# [EXCERPTED DATA]
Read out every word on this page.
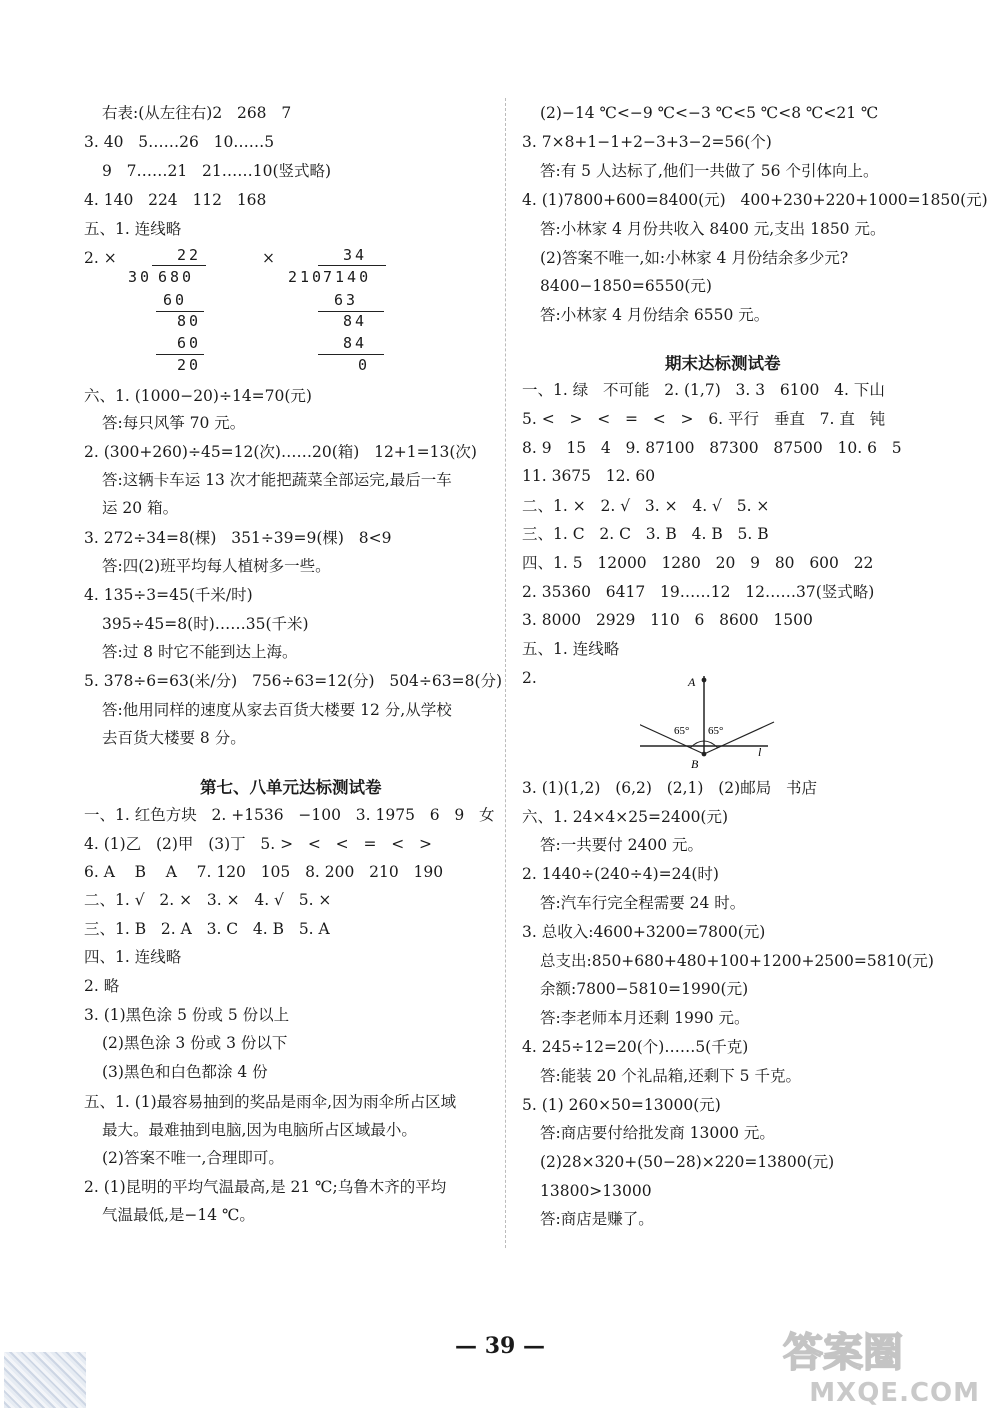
右表:(从左往右)2   268   7
3. 40   5……26   10……5
9   7……21   21……10(竖式略)
4. 140   224   112   168
五、1. 连线略
2. ×	22
30 680
60
80
60
20
×	34
210
7140
63
84
84
0
六、1. (1000−20)÷14=70(元)
答:每只风筝 70 元。
2. (300+260)÷45=12(次)……20(箱)   12+1=13(次)
答:这辆卡车运 13 次才能把蔬菜全部运完,最后一车
运 20 箱。
3. 272÷34=8(棵)   351÷39=9(棵)   8<9
答:四(2)班平均每人植树多一些。
4. 135÷3=45(千米/时)
395÷45=8(时)……35(千米)
答:过 8 时它不能到达上海。
5. 378÷6=63(米/分)   756÷63=12(分)   504÷63=8(分)
答:他用同样的速度从家去百货大楼要 12 分,从学校
去百货大楼要 8 分。
第七、八单元达标测试卷
一、1. 红色方块   2. +1536   −100   3. 1975   6   9   女
4. (1)乙   (2)甲   (3)丁   5. >   <   <   =   <   >
6. A    B    A    7. 120   105   8. 200   210   190
二、1. √   2. ×   3. ×   4. √   5. ×
三、1. B   2. A   3. C   4. B   5. A
四、1. 连线略
2. 略
3. (1)黑色涂 5 份或 5 份以上
(2)黑色涂 3 份或 3 份以下
(3)黑色和白色都涂 4 份
五、1. (1)最容易抽到的奖品是雨伞,因为雨伞所占区域
最大。最难抽到电脑,因为电脑所占区域最小。
(2)答案不唯一,合理即可。
2. (1)昆明的平均气温最高,是 21 ℃;乌鲁木齐的平均
气温最低,是−14 ℃。
(2)−14 ℃<−9 ℃<−3 ℃<5 ℃<8 ℃<21 ℃
3. 7×8+1−1+2−3+3−2=56(个)
答:有 5 人达标了,他们一共做了 56 个引体向上。
4. (1)7800+600=8400(元)   400+230+220+1000=1850(元)
答:小林家 4 月份共收入 8400 元,支出 1850 元。
(2)答案不唯一,如:小林家 4 月份结余多少元?
8400−1850=6550(元)
答:小林家 4 月份结余 6550 元。
期末达标测试卷
一、1. 绿   不可能   2. (1,7)   3. 3   6100   4. 下山
5. <   >   <   =   <   >   6. 平行   垂直   7. 直   钝
8. 9   15   4   9. 87100   87300   87500   10. 6   5
11. 3675   12. 60
二、1. ×   2. √   3. ×   4. √   5. ×
三、1. C   2. C   3. B   4. B   5. B
四、1. 5   12000   1280   20   9   80   600   22
2. 35360   6417   19……12   12……37(竖式略)
3. 8000   2929   110   6   8600   1500
五、1. 连线略
2.	A
B
l
65° 65°
3. (1)(1,2)   (6,2)   (2,1)   (2)邮局   书店
六、1. 24×4×25=2400(元)
答:一共要付 2400 元。
2. 1440÷(240÷4)=24(时)
答:汽车行完全程需要 24 时。
3. 总收入:4600+3200=7800(元)
总支出:850+680+480+100+1200+2500=5810(元)
余额:7800−5810=1990(元)
答:李老师本月还剩 1990 元。
4. 245÷12=20(个)……5(千克)
答:能装 20 个礼品箱,还剩下 5 千克。
5. (1) 260×50=13000(元)
答:商店要付给批发商 13000 元。
(2)28×320+(50−28)×220=13800(元)
13800>13000
答:商店是赚了。
— 39 —	答案圈
MXQE.COM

# [STATED EXERCISE]
Write the entries above out again exactly, but not the pictures.

# [RESPONSE TO THIS EXERCISE]
Read out every word on this page.
右表:(从左往右)2   268   7
3. 40   5……26   10……5
9   7……21   21……10(竖式略)
4. 140   224   112   168
五、1. 连线略
2. ×	22
30 680
60
80
60
20
×	34
210
7140
63
84
84
0
六、1. (1000−20)÷14=70(元)
答:每只风筝 70 元。
2. (300+260)÷45=12(次)……20(箱)   12+1=13(次)
答:这辆卡车运 13 次才能把蔬菜全部运完,最后一车
运 20 箱。
3. 272÷34=8(棵)   351÷39=9(棵)   8<9
答:四(2)班平均每人植树多一些。
4. 135÷3=45(千米/时)
395÷45=8(时)……35(千米)
答:过 8 时它不能到达上海。
5. 378÷6=63(米/分)   756÷63=12(分)   504÷63=8(分)
答:他用同样的速度从家去百货大楼要 12 分,从学校
去百货大楼要 8 分。
第七、八单元达标测试卷
一、1. 红色方块   2. +1536   −100   3. 1975   6   9   女
4. (1)乙   (2)甲   (3)丁   5. >   <   <   =   <   >
6. A    B    A    7. 120   105   8. 200   210   190
二、1. √   2. ×   3. ×   4. √   5. ×
三、1. B   2. A   3. C   4. B   5. A
四、1. 连线略
2. 略
3. (1)黑色涂 5 份或 5 份以上
(2)黑色涂 3 份或 3 份以下
(3)黑色和白色都涂 4 份
五、1. (1)最容易抽到的奖品是雨伞,因为雨伞所占区域
最大。最难抽到电脑,因为电脑所占区域最小。
(2)答案不唯一,合理即可。
2. (1)昆明的平均气温最高,是 21 ℃;乌鲁木齐的平均
气温最低,是−14 ℃。
(2)−14 ℃<−9 ℃<−3 ℃<5 ℃<8 ℃<21 ℃
3. 7×8+1−1+2−3+3−2=56(个)
答:有 5 人达标了,他们一共做了 56 个引体向上。
4. (1)7800+600=8400(元)   400+230+220+1000=1850(元)
答:小林家 4 月份共收入 8400 元,支出 1850 元。
(2)答案不唯一,如:小林家 4 月份结余多少元?
8400−1850=6550(元)
答:小林家 4 月份结余 6550 元。
期末达标测试卷
一、1. 绿   不可能   2. (1,7)   3. 3   6100   4. 下山
5. <   >   <   =   <   >   6. 平行   垂直   7. 直   钝
8. 9   15   4   9. 87100   87300   87500   10. 6   5
11. 3675   12. 60
二、1. ×   2. √   3. ×   4. √   5. ×
三、1. C   2. C   3. B   4. B   5. B
四、1. 5   12000   1280   20   9   80   600   22
2. 35360   6417   19……12   12……37(竖式略)
3. 8000   2929   110   6   8600   1500
五、1. 连线略
2.	A
B
l
65° 65°
3. (1)(1,2)   (6,2)   (2,1)   (2)邮局   书店
六、1. 24×4×25=2400(元)
答:一共要付 2400 元。
2. 1440÷(240÷4)=24(时)
答:汽车行完全程需要 24 时。
3. 总收入:4600+3200=7800(元)
总支出:850+680+480+100+1200+2500=5810(元)
余额:7800−5810=1990(元)
答:李老师本月还剩 1990 元。
4. 245÷12=20(个)……5(千克)
答:能装 20 个礼品箱,还剩下 5 千克。
5. (1) 260×50=13000(元)
答:商店要付给批发商 13000 元。
(2)28×320+(50−28)×220=13800(元)
13800>13000
答:商店是赚了。
— 39 —	答案圈
MXQE.COM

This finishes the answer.